[start RECORDS SHOWN]

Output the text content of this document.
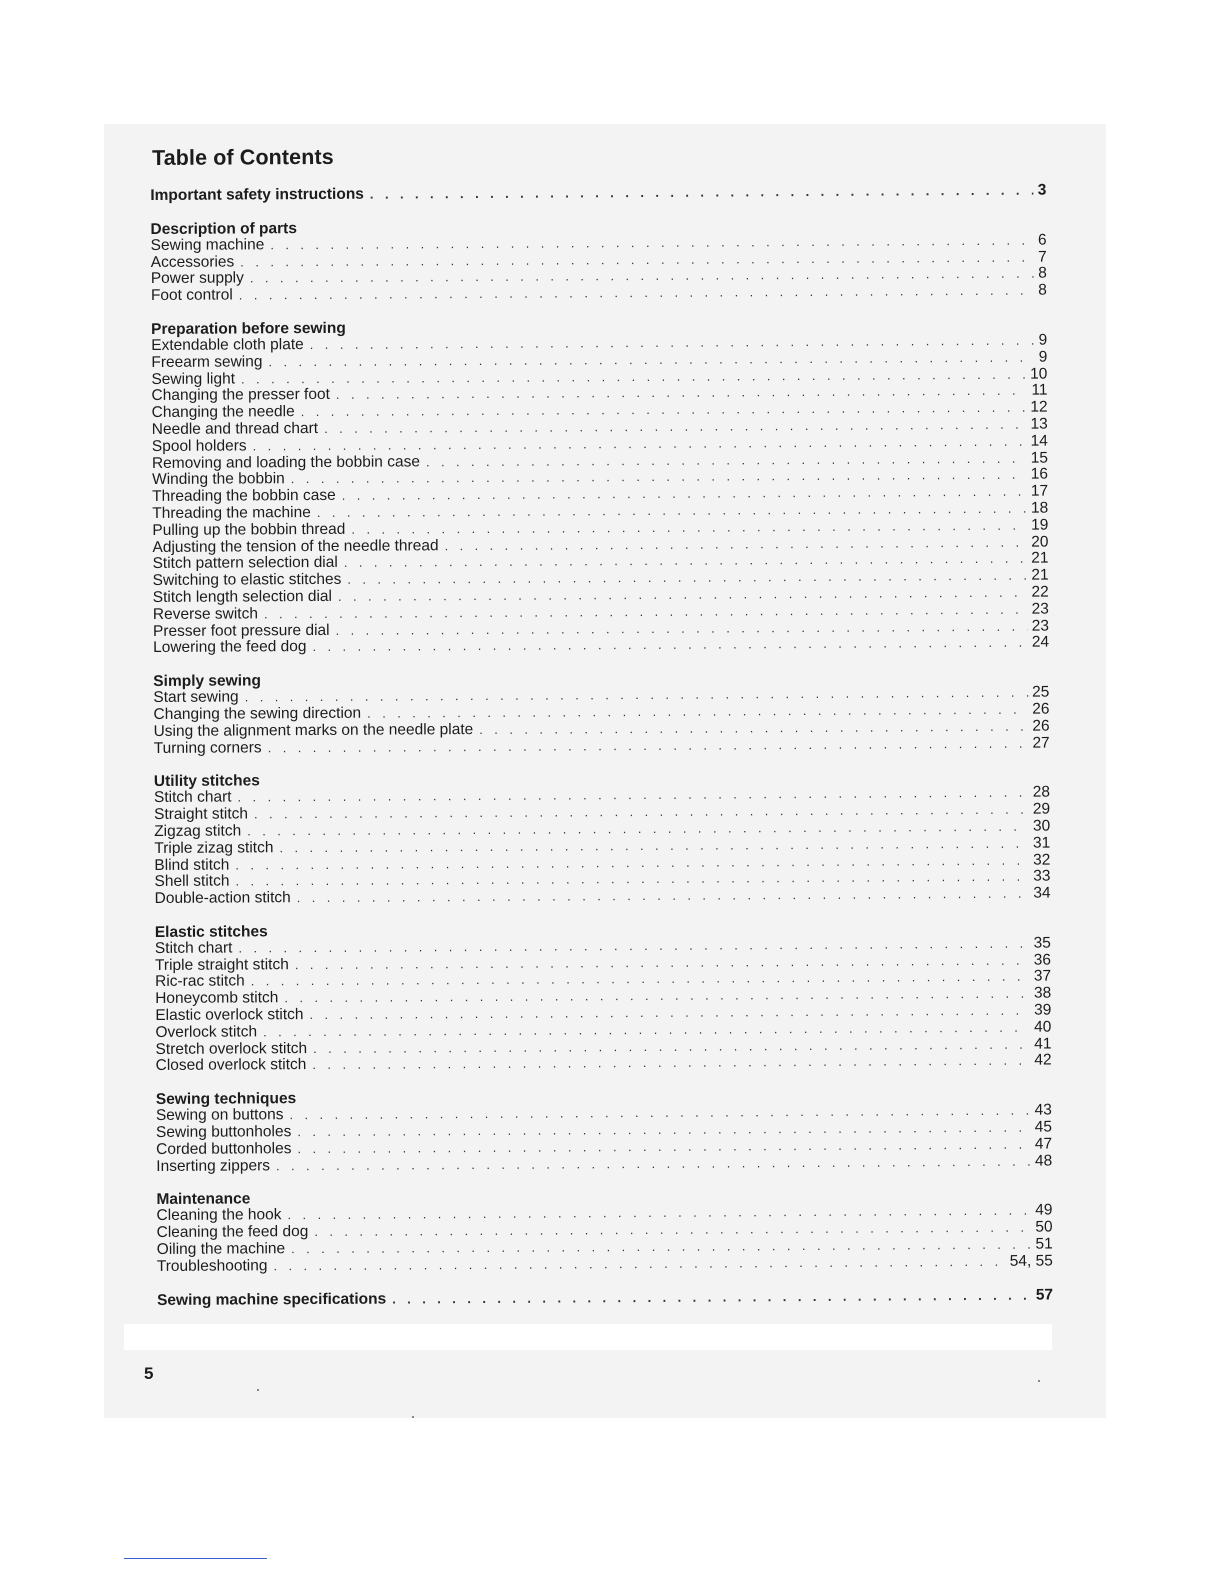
Table of Contents
Important safety instructions . . .	3
Description of parts
Sewing machine . . .	6
Accessories . . .	7
Power supply . . .	8
Foot control . . .	8
Preparation before sewing
Extendable cloth plate . . .	9
Freearm sewing . . .	9
Sewing light . . .	10
Changing the presser foot . . .	11
Changing the needle . . .	12
Needle and thread chart . . .	13
Spool holders . . .	14
Removing and loading the bobbin case . . .	15
Winding the bobbin . . .	16
Threading the bobbin case . . .	17
Threading the machine . . .	18
Pulling up the bobbin thread . . .	19
Adjusting the tension of the needle thread . . .	20
Stitch pattern selection dial . . .	21
Switching to elastic stitches . . .	21
Stitch length selection dial . . .	22
Reverse switch . . .	23
Presser foot pressure dial . . .	23
Lowering the feed dog . . .	24
Simply sewing
Start sewing . . .	25
Changing the sewing direction . . .	26
Using the alignment marks on the needle plate . . .	26
Turning corners . . .	27
Utility stitches
Stitch chart . . .	28
Straight stitch . . .	29
Zigzag stitch . . .	30
Triple zizag stitch . . .	31
Blind stitch . . .	32
Shell stitch . . .	33
Double-action stitch . . .	34
Elastic stitches
Stitch chart . . .	35
Triple straight stitch . . .	36
Ric-rac stitch . . .	37
Honeycomb stitch . . .	38
Elastic overlock stitch . . .	39
Overlock stitch . . .	40
Stretch overlock stitch . . .	41
Closed overlock stitch . . .	42
Sewing techniques
Sewing on buttons . . .	43
Sewing buttonholes . . .	45
Corded buttonholes . . .	47
Inserting zippers . . .	48
Maintenance
Cleaning the hook . . .	49
Cleaning the feed dog . . .	50
Oiling the machine . . .	51
Troubleshooting . . .	54, 55
Sewing machine specifications . . .	57
5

[end RECORDS SHOWN]

WHAT TO WORK ON — Count how many lines of the data include the word "machine". Your reply should be that number alone.

EXPECTED ANSWER — 4